**Chart and figure data:**
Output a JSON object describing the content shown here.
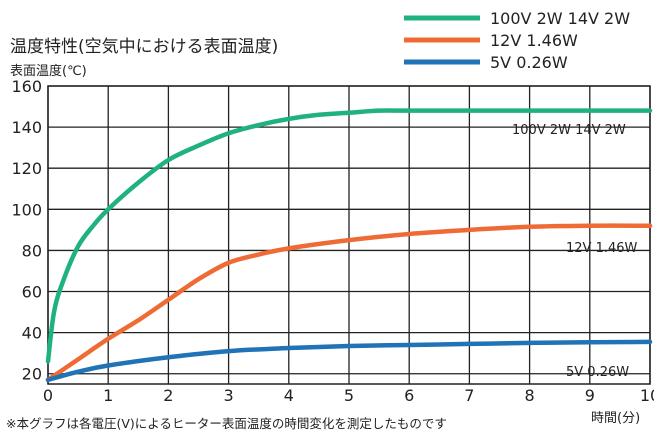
{
  "chart_data": {
    "type": "line",
    "title": "温度特性(空気中における表面温度)",
    "ylabel": "表面温度(℃)",
    "xlabel": "時間(分)",
    "note": "※本グラフは各電圧(V)によるヒーター表面温度の時間変化を測定したものです",
    "xlim": [
      0,
      10
    ],
    "ylim": [
      15,
      160
    ],
    "xticks": [
      "0",
      "1",
      "2",
      "3",
      "4",
      "5",
      "6",
      "7",
      "8",
      "9",
      "10"
    ],
    "yticks": [
      "20",
      "40",
      "60",
      "80",
      "100",
      "120",
      "140",
      "160"
    ],
    "grid": true,
    "legend_position": "top-right",
    "series": [
      {
        "name": "100V 2W  14V 2W",
        "inline_label": "100V 2W 14V 2W",
        "color": "#1fb27e",
        "points": [
          [
            0,
            26
          ],
          [
            0.1,
            50
          ],
          [
            0.25,
            65
          ],
          [
            0.5,
            82
          ],
          [
            0.75,
            92
          ],
          [
            1,
            100
          ],
          [
            1.5,
            113
          ],
          [
            2,
            124
          ],
          [
            2.5,
            131
          ],
          [
            3,
            137
          ],
          [
            3.5,
            141
          ],
          [
            4,
            144
          ],
          [
            4.5,
            146
          ],
          [
            5,
            147
          ],
          [
            5.5,
            148
          ],
          [
            6,
            148
          ],
          [
            7,
            148
          ],
          [
            8,
            148
          ],
          [
            9,
            148
          ],
          [
            10,
            148
          ]
        ]
      },
      {
        "name": "12V 1.46W",
        "inline_label": "12V 1.46W",
        "color": "#ef6b35",
        "points": [
          [
            0,
            17
          ],
          [
            0.5,
            27
          ],
          [
            1,
            37
          ],
          [
            1.5,
            46
          ],
          [
            2,
            56
          ],
          [
            2.5,
            66
          ],
          [
            3,
            74
          ],
          [
            3.5,
            78
          ],
          [
            4,
            81
          ],
          [
            5,
            85
          ],
          [
            6,
            88
          ],
          [
            7,
            90
          ],
          [
            8,
            91.5
          ],
          [
            9,
            92
          ],
          [
            10,
            92
          ]
        ]
      },
      {
        "name": "5V 0.26W",
        "inline_label": "5V 0.26W",
        "color": "#1f73b6",
        "points": [
          [
            0,
            17
          ],
          [
            0.5,
            21
          ],
          [
            1,
            24
          ],
          [
            2,
            28
          ],
          [
            3,
            31
          ],
          [
            4,
            32.5
          ],
          [
            5,
            33.5
          ],
          [
            6,
            34
          ],
          [
            7,
            34.5
          ],
          [
            8,
            35
          ],
          [
            9,
            35.3
          ],
          [
            10,
            35.5
          ]
        ]
      }
    ]
  }
}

**AIM:** Copy every line above word for word and exclude the pictures.

**THE REPLY:**
Output a JSON object describing the content shown here.
{
  "chart_data": {
    "type": "line",
    "title": "温度特性(空気中における表面温度)",
    "ylabel": "表面温度(℃)",
    "xlabel": "時間(分)",
    "note": "※本グラフは各電圧(V)によるヒーター表面温度の時間変化を測定したものです",
    "xlim": [
      0,
      10
    ],
    "ylim": [
      15,
      160
    ],
    "xticks": [
      "0",
      "1",
      "2",
      "3",
      "4",
      "5",
      "6",
      "7",
      "8",
      "9",
      "10"
    ],
    "yticks": [
      "20",
      "40",
      "60",
      "80",
      "100",
      "120",
      "140",
      "160"
    ],
    "grid": true,
    "legend_position": "top-right",
    "series": [
      {
        "name": "100V 2W  14V 2W",
        "inline_label": "100V 2W 14V 2W",
        "color": "#1fb27e",
        "points": [
          [
            0,
            26
          ],
          [
            0.1,
            50
          ],
          [
            0.25,
            65
          ],
          [
            0.5,
            82
          ],
          [
            0.75,
            92
          ],
          [
            1,
            100
          ],
          [
            1.5,
            113
          ],
          [
            2,
            124
          ],
          [
            2.5,
            131
          ],
          [
            3,
            137
          ],
          [
            3.5,
            141
          ],
          [
            4,
            144
          ],
          [
            4.5,
            146
          ],
          [
            5,
            147
          ],
          [
            5.5,
            148
          ],
          [
            6,
            148
          ],
          [
            7,
            148
          ],
          [
            8,
            148
          ],
          [
            9,
            148
          ],
          [
            10,
            148
          ]
        ]
      },
      {
        "name": "12V 1.46W",
        "inline_label": "12V 1.46W",
        "color": "#ef6b35",
        "points": [
          [
            0,
            17
          ],
          [
            0.5,
            27
          ],
          [
            1,
            37
          ],
          [
            1.5,
            46
          ],
          [
            2,
            56
          ],
          [
            2.5,
            66
          ],
          [
            3,
            74
          ],
          [
            3.5,
            78
          ],
          [
            4,
            81
          ],
          [
            5,
            85
          ],
          [
            6,
            88
          ],
          [
            7,
            90
          ],
          [
            8,
            91.5
          ],
          [
            9,
            92
          ],
          [
            10,
            92
          ]
        ]
      },
      {
        "name": "5V 0.26W",
        "inline_label": "5V 0.26W",
        "color": "#1f73b6",
        "points": [
          [
            0,
            17
          ],
          [
            0.5,
            21
          ],
          [
            1,
            24
          ],
          [
            2,
            28
          ],
          [
            3,
            31
          ],
          [
            4,
            32.5
          ],
          [
            5,
            33.5
          ],
          [
            6,
            34
          ],
          [
            7,
            34.5
          ],
          [
            8,
            35
          ],
          [
            9,
            35.3
          ],
          [
            10,
            35.5
          ]
        ]
      }
    ]
  }
}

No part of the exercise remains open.